Transcribe the tail of the listing: start at the line containing "Give me a plain-text" and stop after the last line, keeping every character as is and adding nothing.

## start Records supplied

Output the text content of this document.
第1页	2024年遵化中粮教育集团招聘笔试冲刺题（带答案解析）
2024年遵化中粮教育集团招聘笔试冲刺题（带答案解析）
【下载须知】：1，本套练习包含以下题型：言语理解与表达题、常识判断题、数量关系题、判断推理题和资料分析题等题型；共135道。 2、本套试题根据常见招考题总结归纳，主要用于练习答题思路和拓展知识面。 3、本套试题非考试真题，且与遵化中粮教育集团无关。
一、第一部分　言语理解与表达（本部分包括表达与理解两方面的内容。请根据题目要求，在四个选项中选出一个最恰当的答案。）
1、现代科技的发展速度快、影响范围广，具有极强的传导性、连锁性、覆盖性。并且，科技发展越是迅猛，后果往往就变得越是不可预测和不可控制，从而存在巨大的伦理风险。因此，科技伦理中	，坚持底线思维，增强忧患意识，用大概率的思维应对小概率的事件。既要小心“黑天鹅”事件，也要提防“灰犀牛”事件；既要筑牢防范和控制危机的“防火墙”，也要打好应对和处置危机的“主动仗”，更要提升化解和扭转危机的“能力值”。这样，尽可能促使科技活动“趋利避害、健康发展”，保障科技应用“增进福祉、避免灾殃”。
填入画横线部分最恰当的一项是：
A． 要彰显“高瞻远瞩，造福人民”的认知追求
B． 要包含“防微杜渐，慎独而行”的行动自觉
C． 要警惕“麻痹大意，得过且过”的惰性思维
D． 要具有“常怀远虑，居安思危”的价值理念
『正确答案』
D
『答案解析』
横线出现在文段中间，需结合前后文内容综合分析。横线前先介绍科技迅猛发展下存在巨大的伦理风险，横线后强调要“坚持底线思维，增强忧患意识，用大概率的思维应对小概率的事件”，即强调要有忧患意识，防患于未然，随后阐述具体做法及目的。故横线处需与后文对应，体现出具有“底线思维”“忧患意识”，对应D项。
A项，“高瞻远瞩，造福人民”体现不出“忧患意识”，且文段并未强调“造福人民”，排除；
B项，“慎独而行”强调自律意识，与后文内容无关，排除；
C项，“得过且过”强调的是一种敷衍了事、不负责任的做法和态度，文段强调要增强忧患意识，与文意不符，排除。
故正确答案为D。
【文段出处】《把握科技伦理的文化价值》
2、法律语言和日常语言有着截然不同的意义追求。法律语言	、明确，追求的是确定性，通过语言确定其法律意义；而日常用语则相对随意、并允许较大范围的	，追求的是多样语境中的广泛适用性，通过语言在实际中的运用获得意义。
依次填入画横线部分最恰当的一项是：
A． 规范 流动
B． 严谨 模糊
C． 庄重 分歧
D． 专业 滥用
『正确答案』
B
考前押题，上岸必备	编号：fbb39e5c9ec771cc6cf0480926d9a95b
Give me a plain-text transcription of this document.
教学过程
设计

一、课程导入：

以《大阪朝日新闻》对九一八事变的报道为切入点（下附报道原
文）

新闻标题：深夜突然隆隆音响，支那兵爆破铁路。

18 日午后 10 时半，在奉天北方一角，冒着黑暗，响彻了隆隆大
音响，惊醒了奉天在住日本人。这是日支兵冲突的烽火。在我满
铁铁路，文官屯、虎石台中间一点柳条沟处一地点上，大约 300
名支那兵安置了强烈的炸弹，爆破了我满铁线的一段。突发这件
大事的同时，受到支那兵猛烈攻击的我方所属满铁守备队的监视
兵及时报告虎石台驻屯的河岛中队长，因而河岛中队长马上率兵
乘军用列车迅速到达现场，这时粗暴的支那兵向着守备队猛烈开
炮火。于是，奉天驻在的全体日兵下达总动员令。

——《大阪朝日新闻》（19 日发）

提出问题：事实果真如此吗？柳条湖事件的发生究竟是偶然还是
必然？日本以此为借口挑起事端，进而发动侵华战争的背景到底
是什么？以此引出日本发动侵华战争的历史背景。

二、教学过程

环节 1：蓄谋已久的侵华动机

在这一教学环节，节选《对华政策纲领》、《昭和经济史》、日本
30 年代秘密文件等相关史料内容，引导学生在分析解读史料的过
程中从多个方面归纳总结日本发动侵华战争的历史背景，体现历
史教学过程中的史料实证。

## end Records supplied

Answer to this task:
Give me a plain-text transcription of this document.
教学过程
设计

一、课程导入：

以《大阪朝日新闻》对九一八事变的报道为切入点（下附报道原
文）

新闻标题：深夜突然隆隆音响，支那兵爆破铁路。

18 日午后 10 时半，在奉天北方一角，冒着黑暗，响彻了隆隆大
音响，惊醒了奉天在住日本人。这是日支兵冲突的烽火。在我满
铁铁路，文官屯、虎石台中间一点柳条沟处一地点上，大约 300
名支那兵安置了强烈的炸弹，爆破了我满铁线的一段。突发这件
大事的同时，受到支那兵猛烈攻击的我方所属满铁守备队的监视
兵及时报告虎石台驻屯的河岛中队长，因而河岛中队长马上率兵
乘军用列车迅速到达现场，这时粗暴的支那兵向着守备队猛烈开
炮火。于是，奉天驻在的全体日兵下达总动员令。

——《大阪朝日新闻》（19 日发）

提出问题：事实果真如此吗？柳条湖事件的发生究竟是偶然还是
必然？日本以此为借口挑起事端，进而发动侵华战争的背景到底
是什么？以此引出日本发动侵华战争的历史背景。

二、教学过程

环节 1：蓄谋已久的侵华动机

在这一教学环节，节选《对华政策纲领》、《昭和经济史》、日本
30 年代秘密文件等相关史料内容，引导学生在分析解读史料的过
程中从多个方面归纳总结日本发动侵华战争的历史背景，体现历
史教学过程中的史料实证。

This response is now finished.